» Your objective: Will you write out, word for word, every line from the one with "Read all visible content and emit it as JSON." to the final line of the data below, with the pictures left out?

[Stored data entries]
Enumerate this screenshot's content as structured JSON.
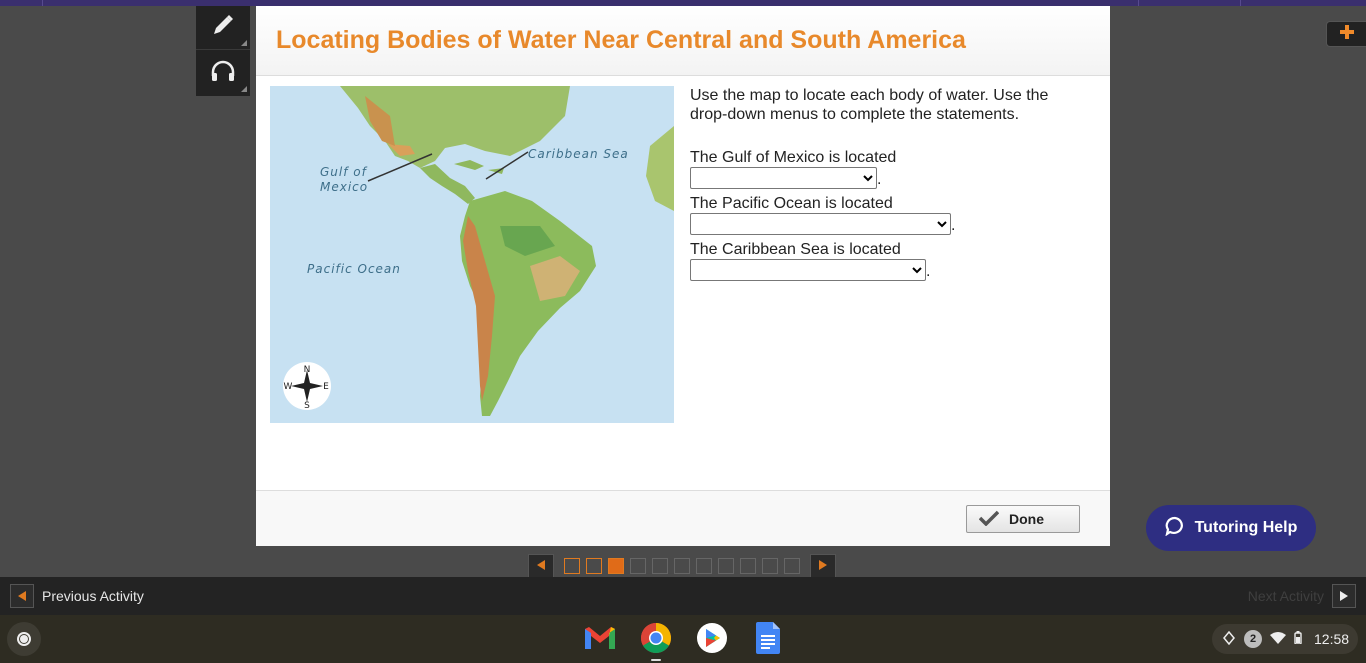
{
  "header": {
    "title": "Locating Bodies of Water Near Central and South America"
  },
  "toolbar": {
    "pencil_icon": "pencil-icon",
    "headphones_icon": "headphones-icon",
    "plus_icon": "plus-icon"
  },
  "map": {
    "labels": {
      "gulf_line1": "Gulf of",
      "gulf_line2": "Mexico",
      "caribbean": "Caribbean Sea",
      "pacific": "Pacific Ocean"
    },
    "compass": {
      "n": "N",
      "s": "S",
      "e": "E",
      "w": "W"
    }
  },
  "question": {
    "instructions": "Use the map to locate each body of water. Use the drop-down menus to complete the statements.",
    "items": [
      {
        "label": "The Gulf of Mexico is located",
        "value": "",
        "period": "."
      },
      {
        "label": "The Pacific Ocean is located",
        "value": "",
        "period": "."
      },
      {
        "label": "The Caribbean Sea is located",
        "value": "",
        "period": "."
      }
    ]
  },
  "footer": {
    "done_label": "Done"
  },
  "tutoring": {
    "label": "Tutoring Help"
  },
  "pager": {
    "total": 11,
    "current": 3,
    "completed": [
      1,
      2
    ]
  },
  "activity_nav": {
    "previous_label": "Previous Activity",
    "next_label": "Next Activity"
  },
  "system_tray": {
    "notification_count": "2",
    "time": "12:58"
  },
  "colors": {
    "title": "#e8892b",
    "tutor_button": "#2e2e82",
    "pager_active": "#e06b18"
  }
}
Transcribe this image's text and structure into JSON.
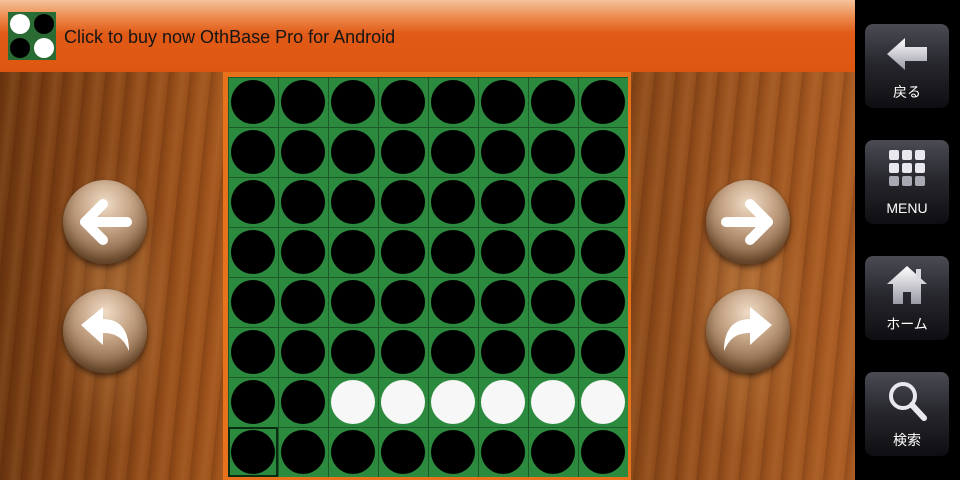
{
  "banner": {
    "text": "Click to buy now OthBase Pro for Android",
    "logo": [
      [
        "w",
        "b"
      ],
      [
        "b",
        "w"
      ]
    ]
  },
  "board": {
    "rows": [
      "bbbbbbbb",
      "bbbbbbbb",
      "bbbbbbbb",
      "bbbbbbbb",
      "bbbbbbbb",
      "bbbbbbbb",
      "bbwwwwww",
      "bbbbbbbb"
    ],
    "last_move": {
      "row": 7,
      "col": 0
    }
  },
  "controls": {
    "left": [
      "arrow-left-icon",
      "undo-icon"
    ],
    "right": [
      "arrow-right-icon",
      "redo-icon"
    ]
  },
  "sidebar": {
    "back_label": "戻る",
    "menu_label": "MENU",
    "home_label": "ホーム",
    "search_label": "検索"
  },
  "colors": {
    "board_green": "#2c8a3f",
    "board_frame": "#e8721c",
    "banner_orange": "#dd5710",
    "black_disc": "#000000",
    "white_disc": "#f7f7f7"
  }
}
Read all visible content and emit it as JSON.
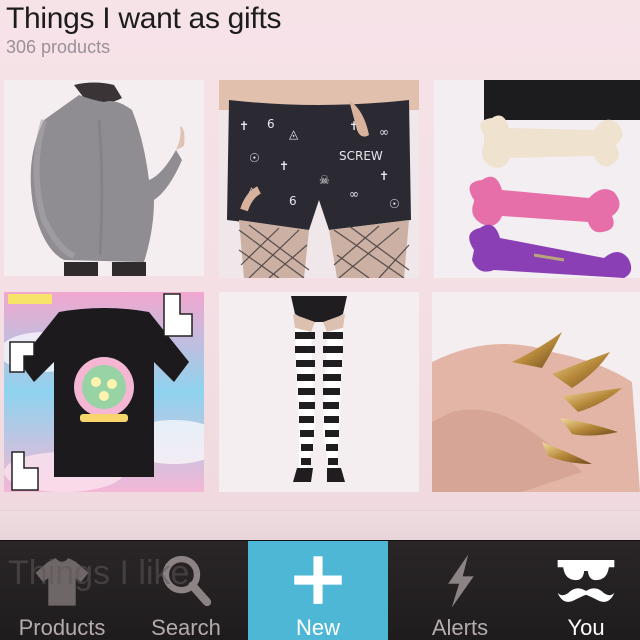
{
  "header": {
    "title": "Things I want as gifts",
    "count": "306 products"
  },
  "products": [
    {
      "name": "grey-batwing-sweater"
    },
    {
      "name": "occult-print-shorts"
    },
    {
      "name": "fuzzy-bone-hairclips"
    },
    {
      "name": "black-kawaii-sweatshirt"
    },
    {
      "name": "striped-thigh-high-stockings"
    },
    {
      "name": "gold-claw-rings"
    }
  ],
  "ghost_text": "Things I like",
  "tabbar": {
    "tabs": [
      {
        "label": "Products",
        "icon": "tshirt-icon"
      },
      {
        "label": "Search",
        "icon": "search-icon"
      },
      {
        "label": "New",
        "icon": "plus-icon",
        "active": true
      },
      {
        "label": "Alerts",
        "icon": "lightning-icon"
      },
      {
        "label": "You",
        "icon": "sunglasses-mustache-icon"
      }
    ]
  },
  "colors": {
    "active_tab": "#4eb7d6",
    "tabbar_bg": "#231f20",
    "page_bg": "#f4e1e6"
  }
}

» Answer:
Read all visible content and emit it as JSON.
{
  "header": {
    "title": "Things I want as gifts",
    "count": "306 products"
  },
  "products": [
    {
      "name": "grey-batwing-sweater"
    },
    {
      "name": "occult-print-shorts"
    },
    {
      "name": "fuzzy-bone-hairclips"
    },
    {
      "name": "black-kawaii-sweatshirt"
    },
    {
      "name": "striped-thigh-high-stockings"
    },
    {
      "name": "gold-claw-rings"
    }
  ],
  "ghost_text": "Things I like",
  "tabbar": {
    "tabs": [
      {
        "label": "Products",
        "icon": "tshirt-icon"
      },
      {
        "label": "Search",
        "icon": "search-icon"
      },
      {
        "label": "New",
        "icon": "plus-icon",
        "active": true
      },
      {
        "label": "Alerts",
        "icon": "lightning-icon"
      },
      {
        "label": "You",
        "icon": "sunglasses-mustache-icon"
      }
    ]
  },
  "colors": {
    "active_tab": "#4eb7d6",
    "tabbar_bg": "#231f20",
    "page_bg": "#f4e1e6"
  }
}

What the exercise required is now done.